▶ _Material provided_:
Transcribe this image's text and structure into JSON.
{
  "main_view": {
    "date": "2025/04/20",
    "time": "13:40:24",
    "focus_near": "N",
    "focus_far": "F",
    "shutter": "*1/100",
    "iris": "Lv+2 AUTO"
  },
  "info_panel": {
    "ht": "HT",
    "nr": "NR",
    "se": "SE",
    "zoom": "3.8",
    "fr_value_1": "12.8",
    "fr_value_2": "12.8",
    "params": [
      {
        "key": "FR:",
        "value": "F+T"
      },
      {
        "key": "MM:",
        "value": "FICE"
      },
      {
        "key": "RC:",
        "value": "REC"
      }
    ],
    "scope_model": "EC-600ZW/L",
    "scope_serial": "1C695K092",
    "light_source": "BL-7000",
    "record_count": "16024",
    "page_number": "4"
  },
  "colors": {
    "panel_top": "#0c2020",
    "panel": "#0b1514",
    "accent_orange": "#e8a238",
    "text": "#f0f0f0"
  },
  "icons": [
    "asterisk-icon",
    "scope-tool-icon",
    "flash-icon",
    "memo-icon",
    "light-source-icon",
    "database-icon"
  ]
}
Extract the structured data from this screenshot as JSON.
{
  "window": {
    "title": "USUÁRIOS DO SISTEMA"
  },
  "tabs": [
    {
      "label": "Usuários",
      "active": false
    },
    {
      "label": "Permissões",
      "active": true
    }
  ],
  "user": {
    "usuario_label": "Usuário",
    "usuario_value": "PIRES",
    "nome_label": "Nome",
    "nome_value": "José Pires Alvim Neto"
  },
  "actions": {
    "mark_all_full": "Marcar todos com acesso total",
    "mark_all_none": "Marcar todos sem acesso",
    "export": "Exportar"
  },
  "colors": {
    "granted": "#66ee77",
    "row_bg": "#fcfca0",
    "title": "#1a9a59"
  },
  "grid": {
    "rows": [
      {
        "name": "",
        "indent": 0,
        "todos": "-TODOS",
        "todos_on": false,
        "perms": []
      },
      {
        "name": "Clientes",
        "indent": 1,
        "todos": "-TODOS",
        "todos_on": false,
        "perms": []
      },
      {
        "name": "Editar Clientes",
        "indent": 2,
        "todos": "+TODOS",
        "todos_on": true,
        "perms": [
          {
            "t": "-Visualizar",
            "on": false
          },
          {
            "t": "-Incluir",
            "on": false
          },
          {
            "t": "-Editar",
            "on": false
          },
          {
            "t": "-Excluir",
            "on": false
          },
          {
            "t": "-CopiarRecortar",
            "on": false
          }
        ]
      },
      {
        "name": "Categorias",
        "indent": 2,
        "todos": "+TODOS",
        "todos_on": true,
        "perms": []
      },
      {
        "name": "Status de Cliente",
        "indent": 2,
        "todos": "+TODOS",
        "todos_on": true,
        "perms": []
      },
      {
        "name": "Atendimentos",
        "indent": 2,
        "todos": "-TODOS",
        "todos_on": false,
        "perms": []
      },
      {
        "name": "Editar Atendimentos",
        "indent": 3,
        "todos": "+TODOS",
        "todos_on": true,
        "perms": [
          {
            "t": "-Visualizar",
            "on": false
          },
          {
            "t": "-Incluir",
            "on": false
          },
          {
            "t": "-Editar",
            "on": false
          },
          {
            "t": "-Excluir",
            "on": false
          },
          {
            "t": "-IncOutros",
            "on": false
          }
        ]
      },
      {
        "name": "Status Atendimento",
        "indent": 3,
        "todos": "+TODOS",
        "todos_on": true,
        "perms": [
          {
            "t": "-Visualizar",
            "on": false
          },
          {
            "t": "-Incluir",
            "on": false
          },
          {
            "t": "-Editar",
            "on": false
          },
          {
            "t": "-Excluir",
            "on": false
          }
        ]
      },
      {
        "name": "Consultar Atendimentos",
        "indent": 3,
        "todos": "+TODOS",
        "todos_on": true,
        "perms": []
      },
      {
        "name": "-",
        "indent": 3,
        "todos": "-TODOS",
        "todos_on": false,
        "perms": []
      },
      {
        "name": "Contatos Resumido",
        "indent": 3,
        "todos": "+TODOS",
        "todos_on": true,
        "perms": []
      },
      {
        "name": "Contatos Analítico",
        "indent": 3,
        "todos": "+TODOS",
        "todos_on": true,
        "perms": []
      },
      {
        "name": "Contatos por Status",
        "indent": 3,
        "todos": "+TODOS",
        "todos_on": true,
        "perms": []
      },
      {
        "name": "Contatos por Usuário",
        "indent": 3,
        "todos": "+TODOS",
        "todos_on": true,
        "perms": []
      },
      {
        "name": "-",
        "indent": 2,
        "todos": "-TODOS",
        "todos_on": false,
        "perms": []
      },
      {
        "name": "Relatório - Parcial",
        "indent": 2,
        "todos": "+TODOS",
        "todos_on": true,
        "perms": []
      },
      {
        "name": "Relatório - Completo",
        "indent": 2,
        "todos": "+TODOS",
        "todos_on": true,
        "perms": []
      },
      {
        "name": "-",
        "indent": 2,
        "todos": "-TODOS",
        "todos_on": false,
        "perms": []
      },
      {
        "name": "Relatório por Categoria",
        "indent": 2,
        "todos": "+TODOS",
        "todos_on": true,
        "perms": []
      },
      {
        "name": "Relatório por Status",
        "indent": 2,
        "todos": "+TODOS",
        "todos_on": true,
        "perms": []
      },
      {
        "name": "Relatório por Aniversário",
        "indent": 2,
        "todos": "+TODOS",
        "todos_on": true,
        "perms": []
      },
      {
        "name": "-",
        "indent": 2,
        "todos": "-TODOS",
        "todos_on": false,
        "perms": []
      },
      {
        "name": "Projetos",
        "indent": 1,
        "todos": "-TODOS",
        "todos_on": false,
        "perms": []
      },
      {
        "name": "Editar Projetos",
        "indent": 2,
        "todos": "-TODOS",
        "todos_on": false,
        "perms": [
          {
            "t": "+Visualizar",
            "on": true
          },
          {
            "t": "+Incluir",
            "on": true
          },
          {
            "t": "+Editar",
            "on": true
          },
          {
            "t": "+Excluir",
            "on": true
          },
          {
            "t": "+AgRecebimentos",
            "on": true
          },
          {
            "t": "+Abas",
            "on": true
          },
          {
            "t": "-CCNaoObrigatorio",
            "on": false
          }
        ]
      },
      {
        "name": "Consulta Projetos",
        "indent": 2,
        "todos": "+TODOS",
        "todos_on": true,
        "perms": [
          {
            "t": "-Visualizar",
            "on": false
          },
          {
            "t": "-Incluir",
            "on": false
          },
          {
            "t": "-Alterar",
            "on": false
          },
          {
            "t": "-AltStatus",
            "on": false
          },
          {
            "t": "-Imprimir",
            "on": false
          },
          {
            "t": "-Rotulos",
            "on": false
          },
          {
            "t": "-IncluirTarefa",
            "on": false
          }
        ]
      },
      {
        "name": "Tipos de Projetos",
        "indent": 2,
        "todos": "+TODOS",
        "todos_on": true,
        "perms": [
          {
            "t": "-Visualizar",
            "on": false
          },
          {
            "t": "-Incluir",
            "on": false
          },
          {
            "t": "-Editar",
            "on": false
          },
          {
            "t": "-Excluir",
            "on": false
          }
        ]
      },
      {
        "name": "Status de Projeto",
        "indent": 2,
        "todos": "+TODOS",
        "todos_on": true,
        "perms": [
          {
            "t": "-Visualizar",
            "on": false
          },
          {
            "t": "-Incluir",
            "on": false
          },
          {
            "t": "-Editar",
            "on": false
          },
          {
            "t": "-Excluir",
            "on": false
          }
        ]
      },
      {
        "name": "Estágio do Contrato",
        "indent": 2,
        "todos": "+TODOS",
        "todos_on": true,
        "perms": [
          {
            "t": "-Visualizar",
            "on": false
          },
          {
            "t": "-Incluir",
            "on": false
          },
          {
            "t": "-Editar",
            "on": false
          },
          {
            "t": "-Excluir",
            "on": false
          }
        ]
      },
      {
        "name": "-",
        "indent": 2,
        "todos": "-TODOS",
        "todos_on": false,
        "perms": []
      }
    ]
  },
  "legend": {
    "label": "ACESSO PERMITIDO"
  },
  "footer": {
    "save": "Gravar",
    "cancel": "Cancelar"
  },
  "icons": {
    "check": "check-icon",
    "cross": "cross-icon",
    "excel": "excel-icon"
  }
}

▶ _Written exercise_: Extract each line from the entries above that contains the string "Contatos".

▶ _Answer for this exercise_:
        "name": "Contatos Resumido",
        "name": "Contatos Analítico",
        "name": "Contatos por Status",
        "name": "Contatos por Usuário",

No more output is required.